Goal 1 -
In the character commentary, which character does the writer say they are quite possibly the only fan of?
Goal 2 -
List every character the character commentary gives its own entry, along with the work named for each.

Jul. 17th, 2013

indigozeal: (ange)
Mia, Lunar: The Silver Star etc.: Mia used to be one of my favorite characters in Lunar, but I kind of don't like her that much anymore. With time, I've come to care less and less about Silver Star's five ostensible main characters, whose own small character troubles seem self-involved and by orders of magnitude less interesting than the Ghaleon-Dyne ideological conflict on which the game is founded, and while Mia's the most tolerable and grounded - not to mention just the plain nicest - of the bunch, she does get dragged down by association. There's another part of the problem, though: she is, or at least is treated by the fans at large, as a reader wish-fulfillment character: she gets to be doted on by Ghaleon in what fan works are fond of interpreting as a half-parental, half-adult paramour way, and while I don't mean to be playing fandom police here, I've come to find the various expressions of this a bit creepy. The alternative is Funato's take on her as an empty-headed baby doll, which (rare for a Funato characterization for me) I find even less appealing. Also: I find Funato's manner of drawing her excessively sugary and yet at the same time unsettling. "It's got lifeless eyes, black eyes, like a doll's eyes..."

Morris, Lunar: Vheen Hikuusen Monogatari: Steelstrings has brought up how Vheen Hikuusen probably isn't better-known among Lunar fans due to availability. It's a pity, then, that Morris hasn't found a larger fanbase. I'm quite possibly his only fan, actually. The illustration of him sitting with the window open, sadly, slightly-sardonically and masochistically listening to the beautiful singing voice of the love he knows he'll never have, is one of Vheen Hikuusen's most affecting panels for me. For the bulk of the story, he seems suave and well-adjusted - a smiling uncle figure to his students, the mazoku group's liaison to the human community, kind of a...well, not a sybarite or hedonist, but almost there, someone who appears Teflon to life's disappointments - and yet in the end, you learn that he's been going through the same mental struggle as Latona, showing that you never really know everything that's going on with people.
But that is an aggravatingly condescending speech he gives about Latona in the end, in parts.

Mathias, Neo Angelique: Unfortunately, Mathias's story serves to illustrate neoromance's storytelling limitations: it's so often bent on being smotheringly fluffy that it cannot discern between negative emotions, which may or may not be justifiable, and wrongful actions borne of them, and it therefore considers the very state of having negative emotions to be evil in itself. It's telling that the miffing of Mathias's storyline in this manner was the turning point for the quality of the show, which until then had been going quite well.

Record set -
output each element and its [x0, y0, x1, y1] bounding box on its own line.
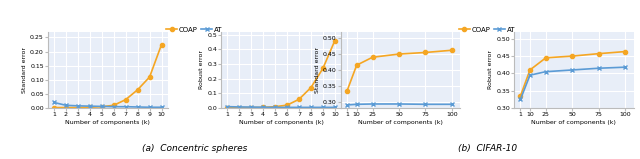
AT [50, 101, 58, 103]
X-axis label: Number of components (k): Number of components (k) [531, 120, 616, 125]
Y-axis label: Robust error: Robust error [200, 50, 204, 90]
Line: COAP: COAP [52, 42, 164, 110]
COAP [157, 44, 165, 45]
X-axis label: Number of components (k): Number of components (k) [65, 120, 150, 125]
Legend: COAP, AT: COAP, AT [456, 24, 518, 36]
Line: AT: AT [52, 100, 164, 109]
AT [157, 106, 165, 108]
COAP [74, 107, 82, 108]
Y-axis label: Robust error: Robust error [488, 50, 493, 90]
COAP [146, 76, 154, 78]
Y-axis label: Standard error: Standard error [315, 47, 320, 93]
X-axis label: Number of components (k): Number of components (k) [358, 120, 443, 125]
AT [122, 106, 129, 108]
AT [98, 105, 106, 107]
Text: (a)  Concentric spheres: (a) Concentric spheres [141, 144, 247, 153]
Text: (b)  CIFAR-10: (b) CIFAR-10 [458, 144, 516, 153]
COAP [98, 106, 106, 108]
COAP [50, 107, 58, 108]
AT [134, 106, 141, 108]
COAP [134, 89, 141, 91]
AT [62, 104, 70, 106]
COAP [122, 99, 129, 101]
COAP [86, 106, 93, 108]
X-axis label: Number of components (k): Number of components (k) [239, 120, 323, 125]
AT [74, 105, 82, 107]
COAP [62, 107, 70, 108]
AT [86, 105, 93, 107]
AT [110, 106, 118, 108]
COAP [110, 104, 118, 106]
Legend: COAP, AT: COAP, AT [164, 24, 225, 36]
Y-axis label: Standard error: Standard error [22, 47, 28, 93]
AT [146, 106, 154, 108]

Problem solution 1 -
Morris, from Lunar: Vheen Hikuusen Monogatari.

Problem solution 2 -
Mia (Lunar: The Silver Star)
Morris (Lunar: Vheen Hikuusen Monogatari)
Mathias (Neo Angelique)